◆ **Set problem**
Can you copy the entries below word for word, from the line with "info-icon[interactable]: ⊙ — [108, 401, 128, 429]" up to and including the line with "triangle-down-icon: ▼ — [912, 620, 926, 642]"?

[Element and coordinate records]
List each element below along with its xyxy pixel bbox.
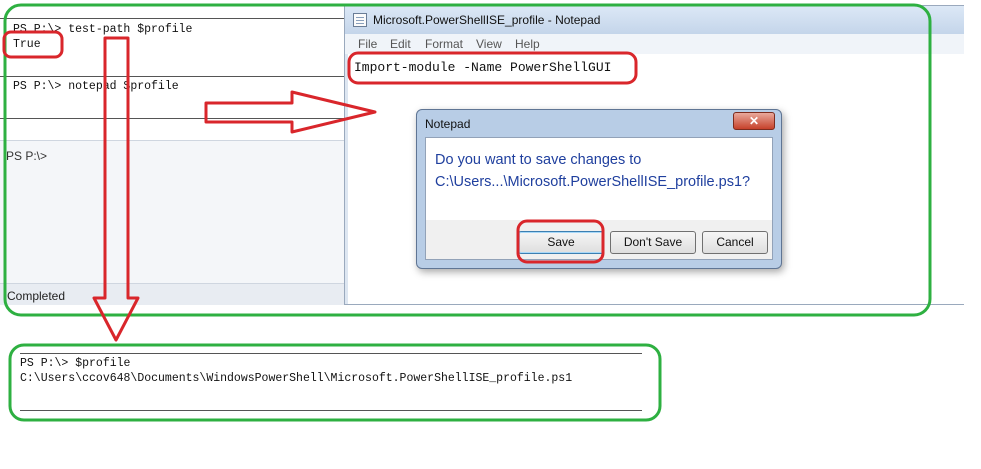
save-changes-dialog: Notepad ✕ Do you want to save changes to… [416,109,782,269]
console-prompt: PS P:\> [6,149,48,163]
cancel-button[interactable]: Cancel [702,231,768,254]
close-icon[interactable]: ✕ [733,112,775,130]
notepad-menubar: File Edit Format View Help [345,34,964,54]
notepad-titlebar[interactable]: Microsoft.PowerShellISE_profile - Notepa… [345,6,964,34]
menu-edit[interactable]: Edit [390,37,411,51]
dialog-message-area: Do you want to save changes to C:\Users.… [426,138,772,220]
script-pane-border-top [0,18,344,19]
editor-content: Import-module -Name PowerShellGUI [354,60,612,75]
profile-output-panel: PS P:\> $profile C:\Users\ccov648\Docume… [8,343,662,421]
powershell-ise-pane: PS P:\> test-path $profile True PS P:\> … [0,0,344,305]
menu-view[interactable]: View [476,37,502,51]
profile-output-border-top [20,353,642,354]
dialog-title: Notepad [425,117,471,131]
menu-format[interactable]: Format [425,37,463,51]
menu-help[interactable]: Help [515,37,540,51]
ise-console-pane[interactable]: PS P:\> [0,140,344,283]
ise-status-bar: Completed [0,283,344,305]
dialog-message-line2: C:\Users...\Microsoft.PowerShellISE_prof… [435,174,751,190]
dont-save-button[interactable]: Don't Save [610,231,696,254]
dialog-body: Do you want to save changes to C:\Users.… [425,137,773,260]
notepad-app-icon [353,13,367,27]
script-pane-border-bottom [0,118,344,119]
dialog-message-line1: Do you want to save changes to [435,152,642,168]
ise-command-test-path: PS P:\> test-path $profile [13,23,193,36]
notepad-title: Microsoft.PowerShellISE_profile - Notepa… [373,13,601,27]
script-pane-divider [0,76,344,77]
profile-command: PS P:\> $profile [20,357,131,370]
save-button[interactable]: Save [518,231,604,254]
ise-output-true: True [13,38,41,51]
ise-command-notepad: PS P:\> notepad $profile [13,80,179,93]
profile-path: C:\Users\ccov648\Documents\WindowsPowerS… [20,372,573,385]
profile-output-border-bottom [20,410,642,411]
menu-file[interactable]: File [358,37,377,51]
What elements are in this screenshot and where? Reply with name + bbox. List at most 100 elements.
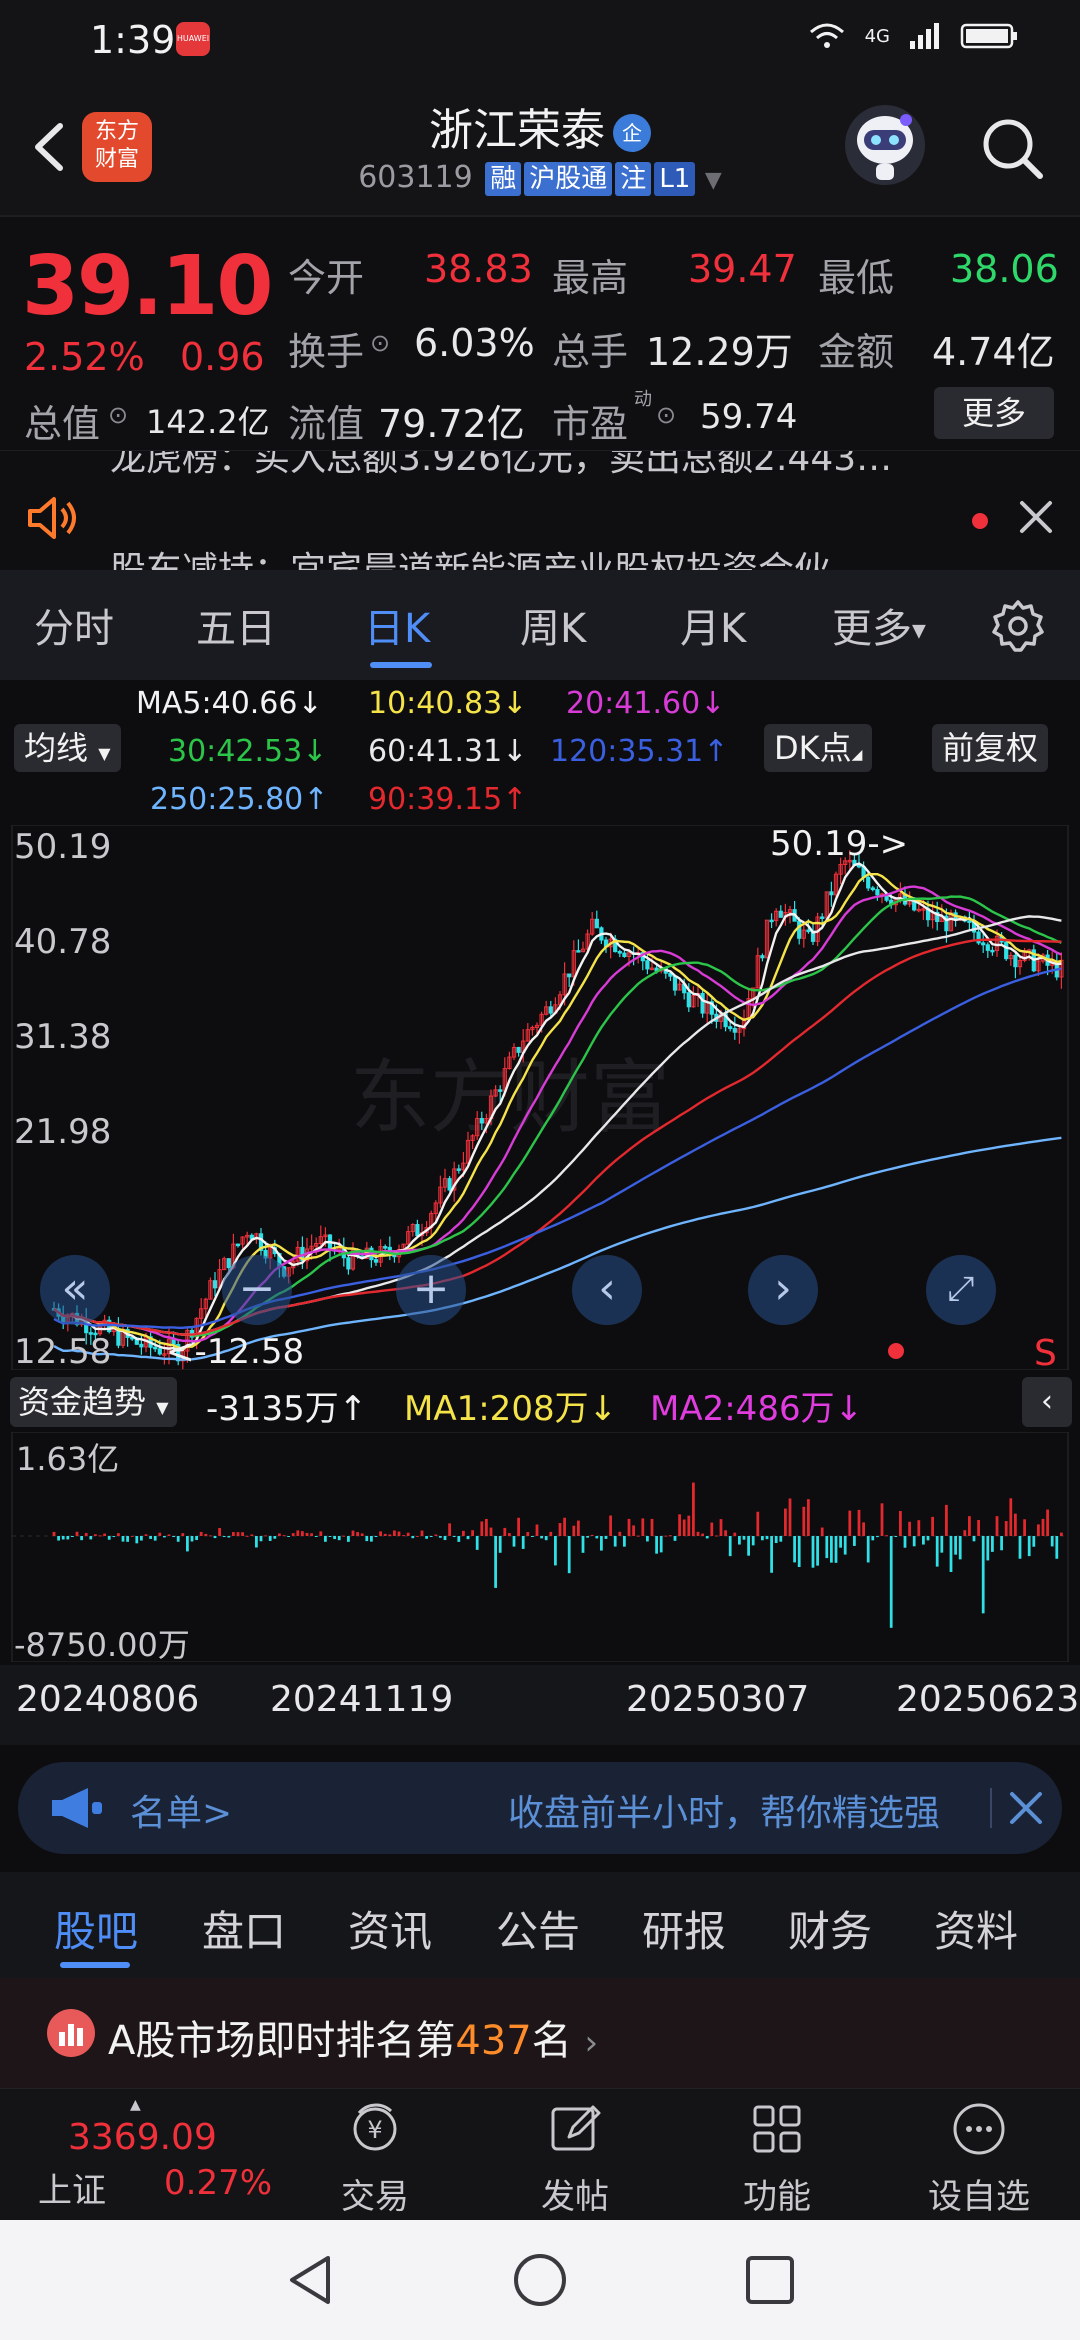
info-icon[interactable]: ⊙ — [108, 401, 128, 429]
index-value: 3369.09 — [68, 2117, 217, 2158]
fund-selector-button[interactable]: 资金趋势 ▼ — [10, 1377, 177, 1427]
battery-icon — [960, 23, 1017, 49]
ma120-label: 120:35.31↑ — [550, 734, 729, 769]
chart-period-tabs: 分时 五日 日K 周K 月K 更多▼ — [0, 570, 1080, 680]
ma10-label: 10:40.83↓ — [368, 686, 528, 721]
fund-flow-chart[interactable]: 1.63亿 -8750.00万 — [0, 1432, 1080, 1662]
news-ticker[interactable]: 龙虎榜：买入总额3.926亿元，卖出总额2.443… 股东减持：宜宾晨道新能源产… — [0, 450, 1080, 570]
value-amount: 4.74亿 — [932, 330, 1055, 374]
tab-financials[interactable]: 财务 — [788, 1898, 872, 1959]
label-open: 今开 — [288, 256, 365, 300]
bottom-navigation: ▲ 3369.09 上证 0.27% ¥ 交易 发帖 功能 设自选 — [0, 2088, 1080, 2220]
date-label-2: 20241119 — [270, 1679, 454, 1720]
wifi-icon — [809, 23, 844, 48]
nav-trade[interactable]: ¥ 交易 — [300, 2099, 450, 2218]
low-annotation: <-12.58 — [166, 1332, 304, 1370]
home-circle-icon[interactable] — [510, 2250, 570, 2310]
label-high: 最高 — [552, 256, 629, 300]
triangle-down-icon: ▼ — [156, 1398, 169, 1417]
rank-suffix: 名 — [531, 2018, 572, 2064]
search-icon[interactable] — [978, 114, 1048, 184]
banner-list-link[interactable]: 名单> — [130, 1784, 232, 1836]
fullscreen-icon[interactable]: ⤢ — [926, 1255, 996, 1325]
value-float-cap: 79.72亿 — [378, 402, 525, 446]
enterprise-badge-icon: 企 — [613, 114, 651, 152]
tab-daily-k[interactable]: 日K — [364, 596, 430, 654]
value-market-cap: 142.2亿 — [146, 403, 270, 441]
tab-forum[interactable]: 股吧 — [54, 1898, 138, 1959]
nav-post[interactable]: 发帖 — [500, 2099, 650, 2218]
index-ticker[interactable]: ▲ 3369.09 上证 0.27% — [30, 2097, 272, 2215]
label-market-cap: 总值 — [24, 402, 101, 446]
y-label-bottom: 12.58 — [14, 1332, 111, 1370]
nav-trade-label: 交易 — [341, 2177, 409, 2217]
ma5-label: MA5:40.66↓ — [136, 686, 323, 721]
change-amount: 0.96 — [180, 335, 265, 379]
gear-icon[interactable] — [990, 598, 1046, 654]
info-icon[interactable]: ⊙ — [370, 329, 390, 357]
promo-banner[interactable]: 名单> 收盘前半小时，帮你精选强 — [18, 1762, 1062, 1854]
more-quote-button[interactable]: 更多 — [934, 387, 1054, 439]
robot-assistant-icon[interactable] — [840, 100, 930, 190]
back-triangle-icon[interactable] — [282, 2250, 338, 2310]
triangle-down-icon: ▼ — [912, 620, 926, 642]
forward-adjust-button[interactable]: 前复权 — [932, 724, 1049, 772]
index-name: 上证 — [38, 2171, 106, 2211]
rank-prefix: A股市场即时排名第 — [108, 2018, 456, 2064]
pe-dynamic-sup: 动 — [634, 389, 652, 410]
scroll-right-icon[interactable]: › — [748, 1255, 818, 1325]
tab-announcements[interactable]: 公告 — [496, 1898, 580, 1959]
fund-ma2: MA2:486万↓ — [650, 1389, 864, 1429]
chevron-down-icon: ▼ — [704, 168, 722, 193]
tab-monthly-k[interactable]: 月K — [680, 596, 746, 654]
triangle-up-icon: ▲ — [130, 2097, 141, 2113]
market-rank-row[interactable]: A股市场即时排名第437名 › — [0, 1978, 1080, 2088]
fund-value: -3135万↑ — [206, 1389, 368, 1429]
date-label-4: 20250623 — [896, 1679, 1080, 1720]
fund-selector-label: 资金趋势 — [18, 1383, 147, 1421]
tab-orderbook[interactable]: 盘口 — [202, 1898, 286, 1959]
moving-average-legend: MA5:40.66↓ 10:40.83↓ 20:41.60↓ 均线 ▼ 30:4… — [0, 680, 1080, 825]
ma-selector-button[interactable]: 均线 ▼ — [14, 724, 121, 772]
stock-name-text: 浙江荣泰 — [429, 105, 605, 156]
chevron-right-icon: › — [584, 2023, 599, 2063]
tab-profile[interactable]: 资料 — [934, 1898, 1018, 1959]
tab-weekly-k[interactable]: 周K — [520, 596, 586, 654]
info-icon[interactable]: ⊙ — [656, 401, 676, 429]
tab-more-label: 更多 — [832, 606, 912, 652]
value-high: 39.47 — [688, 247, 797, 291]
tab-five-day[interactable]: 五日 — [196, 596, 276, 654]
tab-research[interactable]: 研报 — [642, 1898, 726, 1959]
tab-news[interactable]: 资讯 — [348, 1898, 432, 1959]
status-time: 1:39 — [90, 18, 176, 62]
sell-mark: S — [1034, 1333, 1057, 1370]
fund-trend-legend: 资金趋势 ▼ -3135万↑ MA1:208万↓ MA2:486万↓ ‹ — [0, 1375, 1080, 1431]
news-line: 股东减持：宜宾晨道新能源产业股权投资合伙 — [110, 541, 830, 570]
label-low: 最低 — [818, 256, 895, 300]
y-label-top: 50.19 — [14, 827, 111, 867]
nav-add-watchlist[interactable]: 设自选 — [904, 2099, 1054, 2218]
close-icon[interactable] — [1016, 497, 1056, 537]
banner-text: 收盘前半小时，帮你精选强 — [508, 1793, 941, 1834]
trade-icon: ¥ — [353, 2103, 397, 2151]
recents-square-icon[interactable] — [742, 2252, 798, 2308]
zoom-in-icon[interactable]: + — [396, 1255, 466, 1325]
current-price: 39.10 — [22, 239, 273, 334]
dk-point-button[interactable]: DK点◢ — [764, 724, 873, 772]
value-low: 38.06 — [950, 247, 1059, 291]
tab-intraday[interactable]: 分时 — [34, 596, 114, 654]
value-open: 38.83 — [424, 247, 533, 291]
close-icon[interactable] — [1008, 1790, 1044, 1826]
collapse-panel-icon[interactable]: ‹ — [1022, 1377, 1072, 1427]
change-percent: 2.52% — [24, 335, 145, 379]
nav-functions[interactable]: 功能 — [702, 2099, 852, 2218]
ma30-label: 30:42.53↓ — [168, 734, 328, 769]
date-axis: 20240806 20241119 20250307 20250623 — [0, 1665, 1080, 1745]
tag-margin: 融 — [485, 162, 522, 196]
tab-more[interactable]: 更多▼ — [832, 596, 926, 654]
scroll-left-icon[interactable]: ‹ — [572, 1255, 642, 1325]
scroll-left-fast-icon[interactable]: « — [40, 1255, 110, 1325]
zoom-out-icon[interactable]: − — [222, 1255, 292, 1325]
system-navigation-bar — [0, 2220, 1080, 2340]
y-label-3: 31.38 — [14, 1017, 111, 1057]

...

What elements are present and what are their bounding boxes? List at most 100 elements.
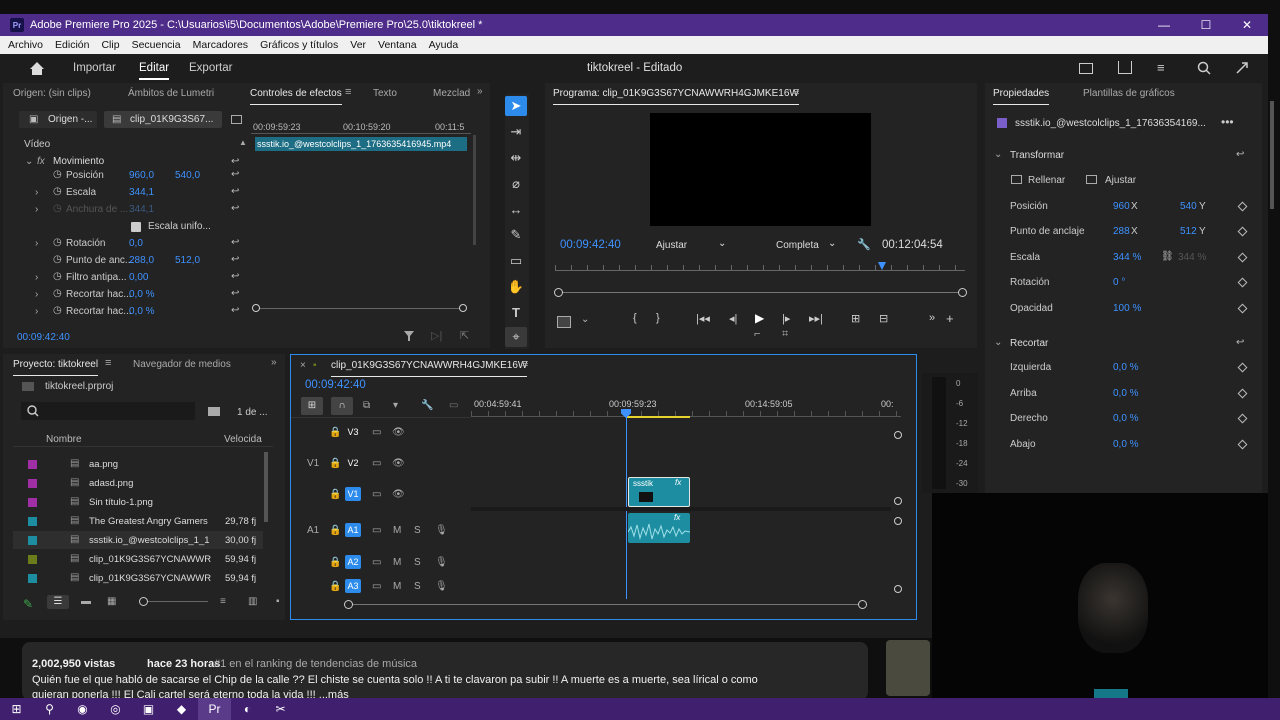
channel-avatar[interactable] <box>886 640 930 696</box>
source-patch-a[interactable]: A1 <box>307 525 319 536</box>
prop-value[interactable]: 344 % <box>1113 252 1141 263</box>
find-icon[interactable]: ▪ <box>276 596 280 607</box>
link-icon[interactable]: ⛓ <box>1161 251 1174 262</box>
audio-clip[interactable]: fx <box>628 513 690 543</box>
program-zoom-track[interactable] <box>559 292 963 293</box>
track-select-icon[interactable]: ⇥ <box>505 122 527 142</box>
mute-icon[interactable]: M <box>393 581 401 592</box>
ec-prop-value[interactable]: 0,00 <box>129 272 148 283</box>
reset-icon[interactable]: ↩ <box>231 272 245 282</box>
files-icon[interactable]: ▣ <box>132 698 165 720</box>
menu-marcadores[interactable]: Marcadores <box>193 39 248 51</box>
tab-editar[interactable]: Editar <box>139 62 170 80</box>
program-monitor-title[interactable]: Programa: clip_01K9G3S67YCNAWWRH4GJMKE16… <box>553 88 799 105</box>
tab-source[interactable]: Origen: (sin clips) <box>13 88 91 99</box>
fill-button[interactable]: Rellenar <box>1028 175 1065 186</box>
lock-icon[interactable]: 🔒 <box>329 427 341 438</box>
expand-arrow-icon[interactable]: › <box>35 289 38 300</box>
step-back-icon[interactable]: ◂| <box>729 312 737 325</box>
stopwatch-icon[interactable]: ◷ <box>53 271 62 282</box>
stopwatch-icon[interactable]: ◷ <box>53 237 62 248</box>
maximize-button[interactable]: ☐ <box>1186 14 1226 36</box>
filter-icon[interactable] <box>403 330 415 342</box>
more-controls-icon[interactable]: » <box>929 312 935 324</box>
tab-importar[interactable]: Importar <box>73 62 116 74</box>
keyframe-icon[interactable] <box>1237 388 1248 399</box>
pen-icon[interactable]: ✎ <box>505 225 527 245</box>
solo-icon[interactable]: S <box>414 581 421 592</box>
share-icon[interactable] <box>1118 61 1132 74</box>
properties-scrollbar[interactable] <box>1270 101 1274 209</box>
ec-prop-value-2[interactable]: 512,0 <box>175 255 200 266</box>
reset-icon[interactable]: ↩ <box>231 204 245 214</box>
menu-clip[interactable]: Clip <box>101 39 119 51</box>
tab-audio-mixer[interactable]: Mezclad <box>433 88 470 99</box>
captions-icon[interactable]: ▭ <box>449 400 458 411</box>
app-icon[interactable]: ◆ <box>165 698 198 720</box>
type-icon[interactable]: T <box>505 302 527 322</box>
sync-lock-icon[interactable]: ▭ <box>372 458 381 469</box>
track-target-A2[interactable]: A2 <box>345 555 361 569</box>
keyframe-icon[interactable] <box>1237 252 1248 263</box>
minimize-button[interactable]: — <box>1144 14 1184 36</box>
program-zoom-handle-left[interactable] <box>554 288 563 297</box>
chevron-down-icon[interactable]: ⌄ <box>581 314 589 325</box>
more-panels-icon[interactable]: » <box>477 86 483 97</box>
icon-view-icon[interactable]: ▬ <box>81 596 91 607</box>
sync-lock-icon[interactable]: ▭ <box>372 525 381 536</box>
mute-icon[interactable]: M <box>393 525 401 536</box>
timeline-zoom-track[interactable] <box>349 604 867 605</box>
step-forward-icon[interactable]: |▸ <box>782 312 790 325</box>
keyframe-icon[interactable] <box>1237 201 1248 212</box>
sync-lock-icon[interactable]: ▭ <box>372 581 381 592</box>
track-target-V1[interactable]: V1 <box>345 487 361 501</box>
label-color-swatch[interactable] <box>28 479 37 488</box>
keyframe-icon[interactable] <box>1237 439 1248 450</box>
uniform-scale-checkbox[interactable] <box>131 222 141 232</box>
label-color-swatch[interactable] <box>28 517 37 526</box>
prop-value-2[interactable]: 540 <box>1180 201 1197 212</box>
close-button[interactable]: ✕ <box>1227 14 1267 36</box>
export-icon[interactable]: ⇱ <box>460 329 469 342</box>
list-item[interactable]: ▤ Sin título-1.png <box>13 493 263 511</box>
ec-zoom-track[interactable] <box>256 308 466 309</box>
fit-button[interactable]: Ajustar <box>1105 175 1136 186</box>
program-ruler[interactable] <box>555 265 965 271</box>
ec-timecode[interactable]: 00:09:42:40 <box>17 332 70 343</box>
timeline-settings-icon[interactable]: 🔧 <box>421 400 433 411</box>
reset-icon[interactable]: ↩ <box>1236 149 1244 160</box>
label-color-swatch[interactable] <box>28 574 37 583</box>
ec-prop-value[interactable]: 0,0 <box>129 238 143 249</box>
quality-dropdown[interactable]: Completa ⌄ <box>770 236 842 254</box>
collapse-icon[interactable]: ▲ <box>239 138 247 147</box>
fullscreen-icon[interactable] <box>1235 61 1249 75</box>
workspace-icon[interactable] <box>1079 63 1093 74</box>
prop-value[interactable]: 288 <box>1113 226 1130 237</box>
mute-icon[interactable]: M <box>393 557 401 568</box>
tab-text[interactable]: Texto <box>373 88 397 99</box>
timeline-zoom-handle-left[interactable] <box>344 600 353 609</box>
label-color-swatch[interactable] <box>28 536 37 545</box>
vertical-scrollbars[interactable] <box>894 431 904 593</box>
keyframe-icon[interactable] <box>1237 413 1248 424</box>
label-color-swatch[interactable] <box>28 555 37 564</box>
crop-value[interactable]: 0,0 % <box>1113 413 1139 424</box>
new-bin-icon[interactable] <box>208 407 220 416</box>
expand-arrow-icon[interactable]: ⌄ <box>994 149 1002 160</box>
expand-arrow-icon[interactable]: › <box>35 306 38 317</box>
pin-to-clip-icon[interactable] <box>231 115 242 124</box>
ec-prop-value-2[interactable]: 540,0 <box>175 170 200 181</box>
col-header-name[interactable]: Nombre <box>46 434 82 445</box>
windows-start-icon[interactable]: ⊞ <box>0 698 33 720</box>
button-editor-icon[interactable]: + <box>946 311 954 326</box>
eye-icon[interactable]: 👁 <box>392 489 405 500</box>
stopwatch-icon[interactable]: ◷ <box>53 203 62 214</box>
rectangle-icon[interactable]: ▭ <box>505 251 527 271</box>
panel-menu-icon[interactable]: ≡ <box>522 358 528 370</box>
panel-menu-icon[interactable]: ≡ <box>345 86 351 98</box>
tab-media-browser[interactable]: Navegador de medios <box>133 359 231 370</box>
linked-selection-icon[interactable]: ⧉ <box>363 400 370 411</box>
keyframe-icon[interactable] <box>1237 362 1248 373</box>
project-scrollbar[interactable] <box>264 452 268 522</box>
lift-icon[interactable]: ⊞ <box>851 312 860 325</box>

◆ **Result for this task**
info-icon[interactable]: ⊙ — [108, 401, 128, 429]
index-value: 3369.09 — [68, 2117, 217, 2158]
fund-selector-button[interactable]: 资金趋势 ▼ — [10, 1377, 177, 1427]
battery-icon — [960, 23, 1017, 49]
ma120-label: 120:35.31↑ — [550, 734, 729, 769]
chart-period-tabs: 分时 五日 日K 周K 月K 更多▼ — [0, 570, 1080, 680]
ma10-label: 10:40.83↓ — [368, 686, 528, 721]
fund-flow-chart[interactable]: 1.63亿 -8750.00万 — [0, 1432, 1080, 1662]
news-ticker[interactable]: 龙虎榜：买入总额3.926亿元，卖出总额2.443… 股东减持：宜宾晨道新能源产… — [0, 450, 1080, 570]
value-amount: 4.74亿 — [932, 330, 1055, 374]
tab-financials[interactable]: 财务 — [788, 1898, 872, 1959]
label-open: 今开 — [288, 256, 365, 300]
bottom-navigation: ▲ 3369.09 上证 0.27% ¥ 交易 发帖 功能 设自选 — [0, 2088, 1080, 2220]
date-label-2: 20241119 — [270, 1679, 454, 1720]
wifi-icon — [809, 23, 844, 48]
nav-trade[interactable]: ¥ 交易 — [300, 2099, 450, 2218]
low-annotation: <-12.58 — [166, 1332, 304, 1370]
home-circle-icon[interactable] — [510, 2250, 570, 2310]
label-high: 最高 — [552, 256, 629, 300]
triangle-down-icon: ▼ — [156, 1398, 169, 1417]
rank-suffix: 名 — [531, 2018, 572, 2064]
search-icon[interactable] — [978, 114, 1048, 184]
banner-list-link[interactable]: 名单> — [130, 1784, 232, 1836]
fullscreen-icon[interactable]: ⤢ — [926, 1255, 996, 1325]
value-float-cap: 79.72亿 — [378, 402, 525, 446]
enterprise-badge-icon: 企 — [613, 114, 651, 152]
tab-daily-k[interactable]: 日K — [364, 596, 430, 654]
value-market-cap: 142.2亿 — [146, 403, 270, 441]
tab-forum[interactable]: 股吧 — [54, 1898, 138, 1959]
nav-post[interactable]: 发帖 — [500, 2099, 650, 2218]
index-ticker[interactable]: ▲ 3369.09 上证 0.27% — [30, 2097, 272, 2215]
label-market-cap: 总值 — [24, 402, 101, 446]
y-label-bottom: 12.58 — [14, 1332, 111, 1370]
nav-trade-label: 交易 — [341, 2177, 409, 2217]
ma5-label: MA5:40.66↓ — [136, 686, 323, 721]
change-amount: 0.96 — [180, 335, 265, 379]
gear-icon[interactable] — [990, 598, 1046, 654]
info-icon[interactable]: ⊙ — [370, 329, 390, 357]
promo-banner[interactable]: 名单> 收盘前半小时，帮你精选强 — [18, 1762, 1062, 1854]
more-quote-button[interactable]: 更多 — [934, 387, 1054, 439]
robot-assistant-icon[interactable] — [840, 100, 930, 190]
back-triangle-icon[interactable] — [282, 2250, 338, 2310]
triangle-down-icon: ▼ — [912, 620, 926, 642]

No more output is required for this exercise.